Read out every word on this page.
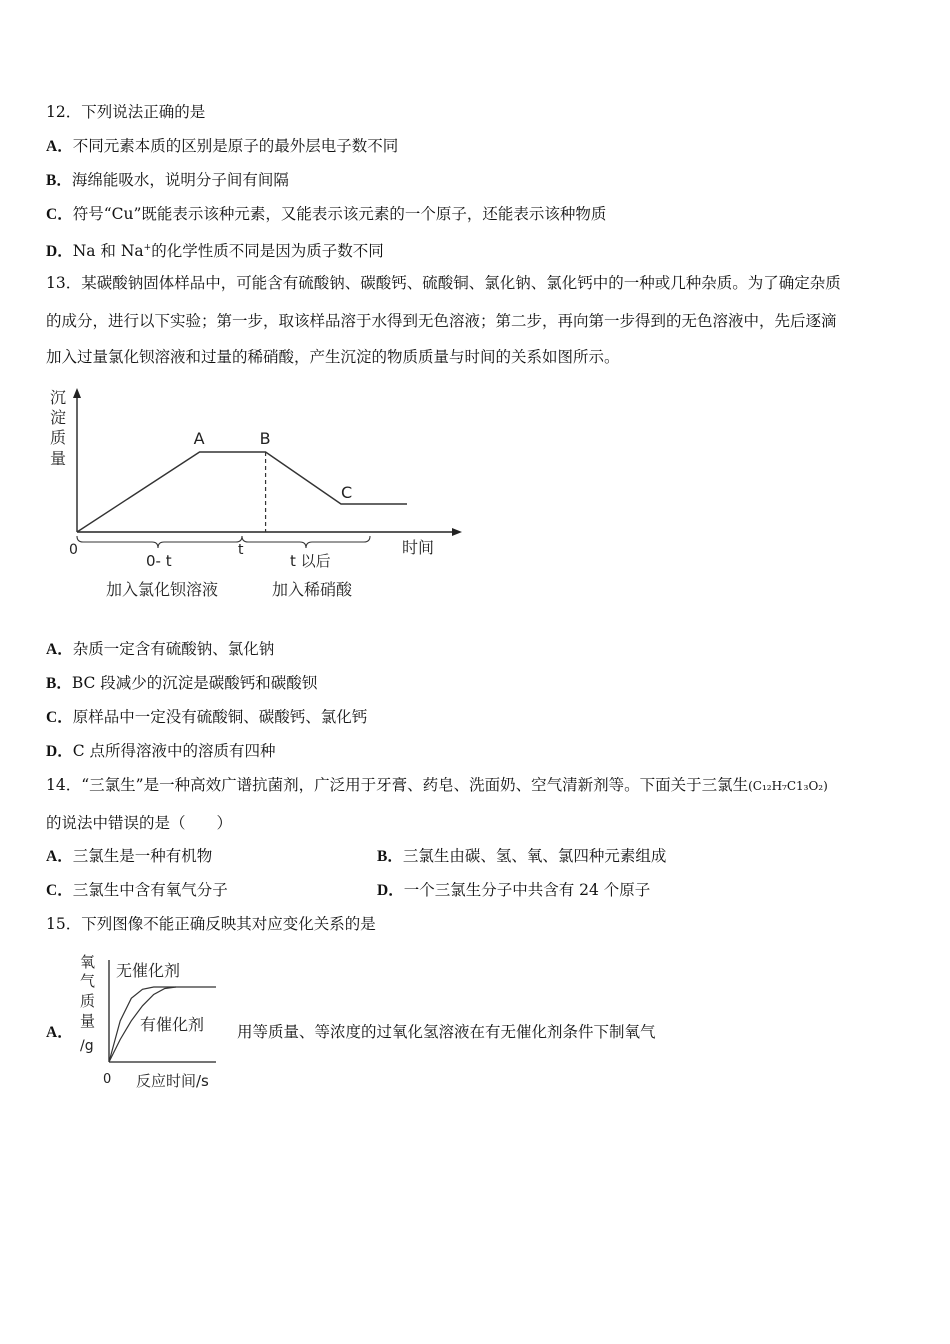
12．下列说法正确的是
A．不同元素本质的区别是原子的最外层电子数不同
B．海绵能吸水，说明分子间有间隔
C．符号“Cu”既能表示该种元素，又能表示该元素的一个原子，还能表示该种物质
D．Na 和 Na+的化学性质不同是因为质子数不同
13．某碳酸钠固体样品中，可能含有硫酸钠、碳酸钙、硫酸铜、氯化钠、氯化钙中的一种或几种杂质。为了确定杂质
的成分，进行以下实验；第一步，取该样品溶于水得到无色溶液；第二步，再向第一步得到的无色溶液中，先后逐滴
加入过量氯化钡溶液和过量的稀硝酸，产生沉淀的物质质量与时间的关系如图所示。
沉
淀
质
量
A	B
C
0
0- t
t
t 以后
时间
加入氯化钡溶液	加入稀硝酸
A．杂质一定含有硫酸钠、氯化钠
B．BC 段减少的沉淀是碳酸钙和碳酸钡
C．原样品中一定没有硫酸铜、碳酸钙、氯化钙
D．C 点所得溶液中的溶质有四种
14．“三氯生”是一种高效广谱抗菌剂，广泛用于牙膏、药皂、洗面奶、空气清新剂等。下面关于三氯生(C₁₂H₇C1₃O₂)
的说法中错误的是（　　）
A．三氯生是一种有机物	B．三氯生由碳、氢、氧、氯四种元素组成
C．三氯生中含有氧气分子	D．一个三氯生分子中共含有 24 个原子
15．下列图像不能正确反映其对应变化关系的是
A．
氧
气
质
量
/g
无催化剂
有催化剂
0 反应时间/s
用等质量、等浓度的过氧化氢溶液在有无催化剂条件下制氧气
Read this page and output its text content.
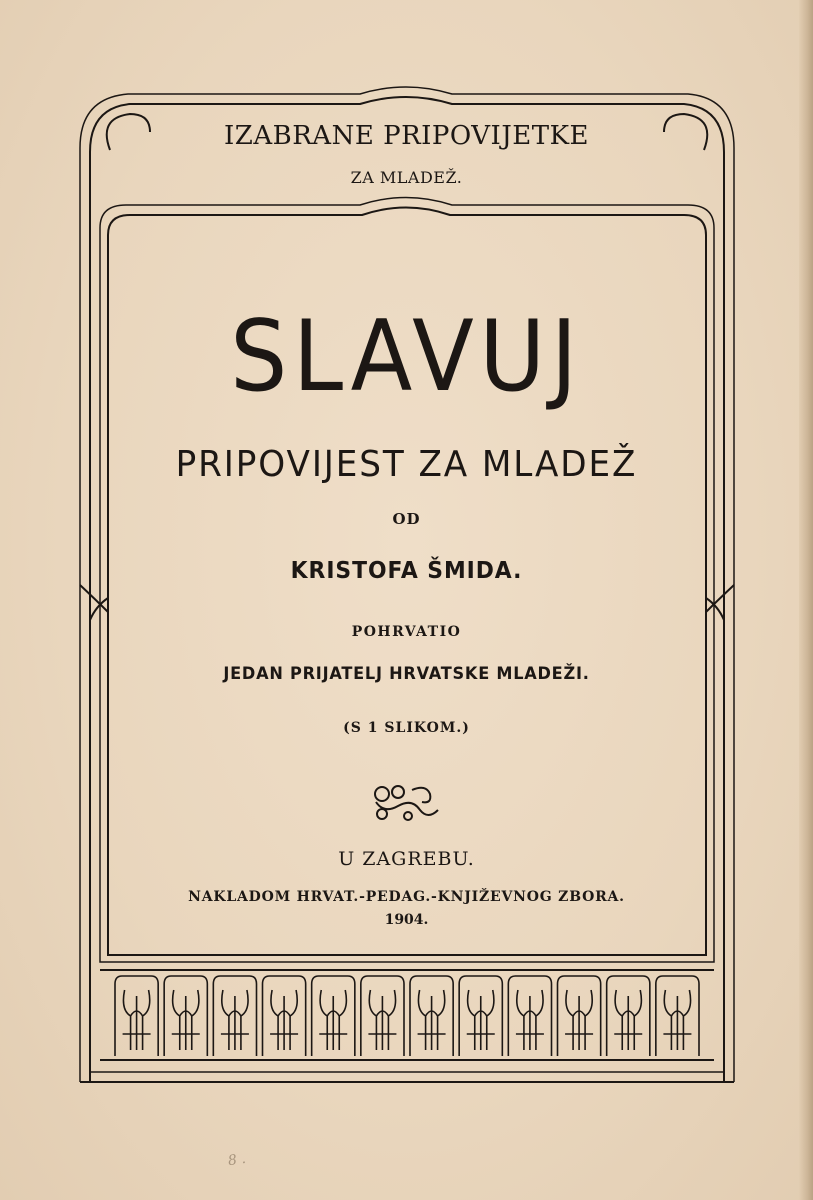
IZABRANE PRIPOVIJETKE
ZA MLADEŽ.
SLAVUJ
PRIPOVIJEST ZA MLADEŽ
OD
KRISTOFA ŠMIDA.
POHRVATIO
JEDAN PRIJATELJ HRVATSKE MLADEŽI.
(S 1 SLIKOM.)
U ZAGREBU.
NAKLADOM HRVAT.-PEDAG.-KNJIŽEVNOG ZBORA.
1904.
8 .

• _WHAT YOU WILL DO_: Nothing but the pictures may be dropped; output the records above exactly.

• _CORRECT RESULT_:
Read out every word on this page.
12．下列说法正确的是
A．不同元素本质的区别是原子的最外层电子数不同
B．海绵能吸水，说明分子间有间隔
C．符号“Cu”既能表示该种元素，又能表示该元素的一个原子，还能表示该种物质
D．Na 和 Na+的化学性质不同是因为质子数不同
13．某碳酸钠固体样品中，可能含有硫酸钠、碳酸钙、硫酸铜、氯化钠、氯化钙中的一种或几种杂质。为了确定杂质
的成分，进行以下实验；第一步，取该样品溶于水得到无色溶液；第二步，再向第一步得到的无色溶液中，先后逐滴
加入过量氯化钡溶液和过量的稀硝酸，产生沉淀的物质质量与时间的关系如图所示。
沉
淀
质
量
A	B
C
0
0- t
t
t 以后
时间
加入氯化钡溶液	加入稀硝酸
A．杂质一定含有硫酸钠、氯化钠
B．BC 段减少的沉淀是碳酸钙和碳酸钡
C．原样品中一定没有硫酸铜、碳酸钙、氯化钙
D．C 点所得溶液中的溶质有四种
14．“三氯生”是一种高效广谱抗菌剂，广泛用于牙膏、药皂、洗面奶、空气清新剂等。下面关于三氯生(C₁₂H₇C1₃O₂)
的说法中错误的是（　　）
A．三氯生是一种有机物	B．三氯生由碳、氢、氧、氯四种元素组成
C．三氯生中含有氧气分子	D．一个三氯生分子中共含有 24 个原子
15．下列图像不能正确反映其对应变化关系的是
A．
氧
气
质
量
/g
无催化剂
有催化剂
0 反应时间/s
用等质量、等浓度的过氧化氢溶液在有无催化剂条件下制氧气
Read this page and output its text content.
IZABRANE PRIPOVIJETKE
ZA MLADEŽ.
SLAVUJ
PRIPOVIJEST ZA MLADEŽ
OD
KRISTOFA ŠMIDA.
POHRVATIO
JEDAN PRIJATELJ HRVATSKE MLADEŽI.
(S 1 SLIKOM.)
U ZAGREBU.
NAKLADOM HRVAT.-PEDAG.-KNJIŽEVNOG ZBORA.
1904.
8 .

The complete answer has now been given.